**Work to be completed:**
Using the data below, copy every line that contains the word "file".

****************

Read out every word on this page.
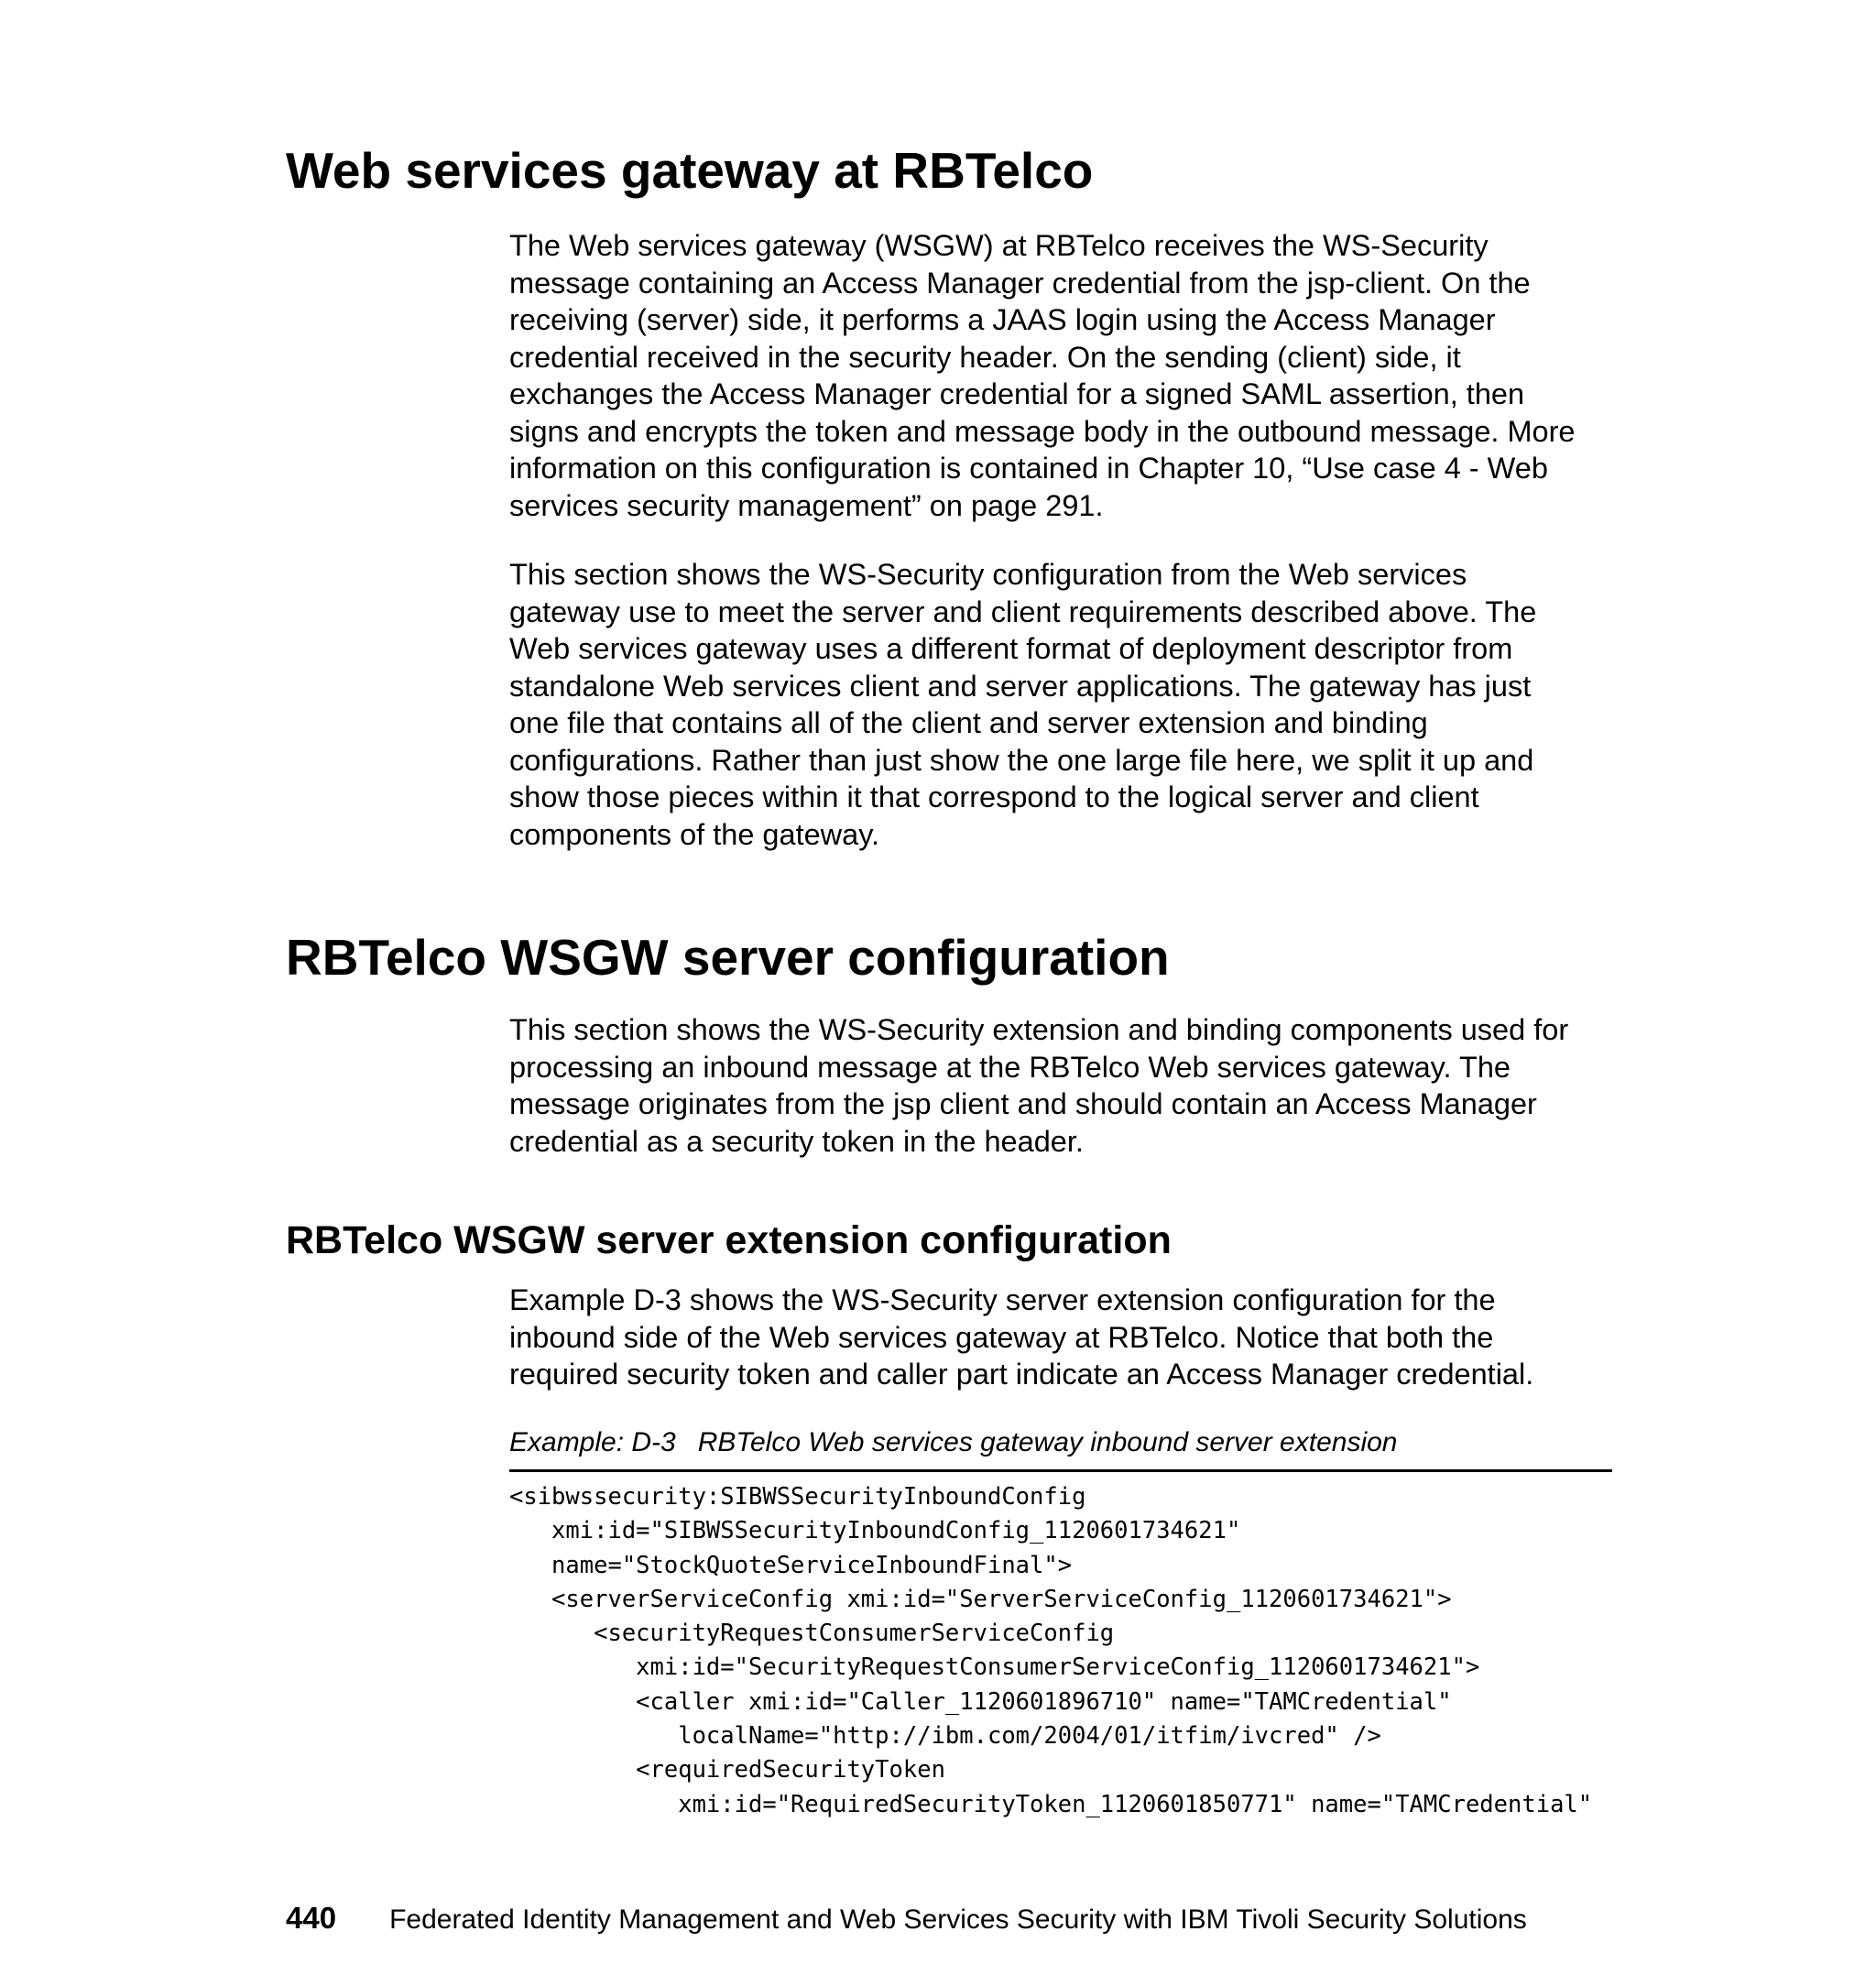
Web services gateway at RBTelco
The Web services gateway (WSGW) at RBTelco receives the WS-Security
message containing an Access Manager credential from the jsp-client. On the
receiving (server) side, it performs a JAAS login using the Access Manager
credential received in the security header. On the sending (client) side, it
exchanges the Access Manager credential for a signed SAML assertion, then
signs and encrypts the token and message body in the outbound message. More
information on this configuration is contained in Chapter 10, “Use case 4 - Web
services security management” on page 291.
This section shows the WS-Security configuration from the Web services
gateway use to meet the server and client requirements described above. The
Web services gateway uses a different format of deployment descriptor from
standalone Web services client and server applications. The gateway has just
one file that contains all of the client and server extension and binding
configurations. Rather than just show the one large file here, we split it up and
show those pieces within it that correspond to the logical server and client
components of the gateway.
RBTelco WSGW server configuration
This section shows the WS-Security extension and binding components used for
processing an inbound message at the RBTelco Web services gateway. The
message originates from the jsp client and should contain an Access Manager
credential as a security token in the header.
RBTelco WSGW server extension configuration
Example D-3 shows the WS-Security server extension configuration for the
inbound side of the Web services gateway at RBTelco. Notice that both the
required security token and caller part indicate an Access Manager credential.
Example: D-3 RBTelco Web services gateway inbound server extension
<sibwssecurity:SIBWSSecurityInboundConfig
xmi:id="SIBWSSecurityInboundConfig_1120601734621"
name="StockQuoteServiceInboundFinal">
<serverServiceConfig xmi:id="ServerServiceConfig_1120601734621">
<securityRequestConsumerServiceConfig
xmi:id="SecurityRequestConsumerServiceConfig_1120601734621">
<caller xmi:id="Caller_1120601896710" name="TAMCredential"
localName="http://ibm.com/2004/01/itfim/ivcred" />
<requiredSecurityToken
xmi:id="RequiredSecurityToken_1120601850771" name="TAMCredential"
440 Federated Identity Management and Web Services Security with IBM Tivoli Security Solutions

****************

**Task solution:**
one file that contains all of the client and server extension and binding
configurations. Rather than just show the one large file here, we split it up and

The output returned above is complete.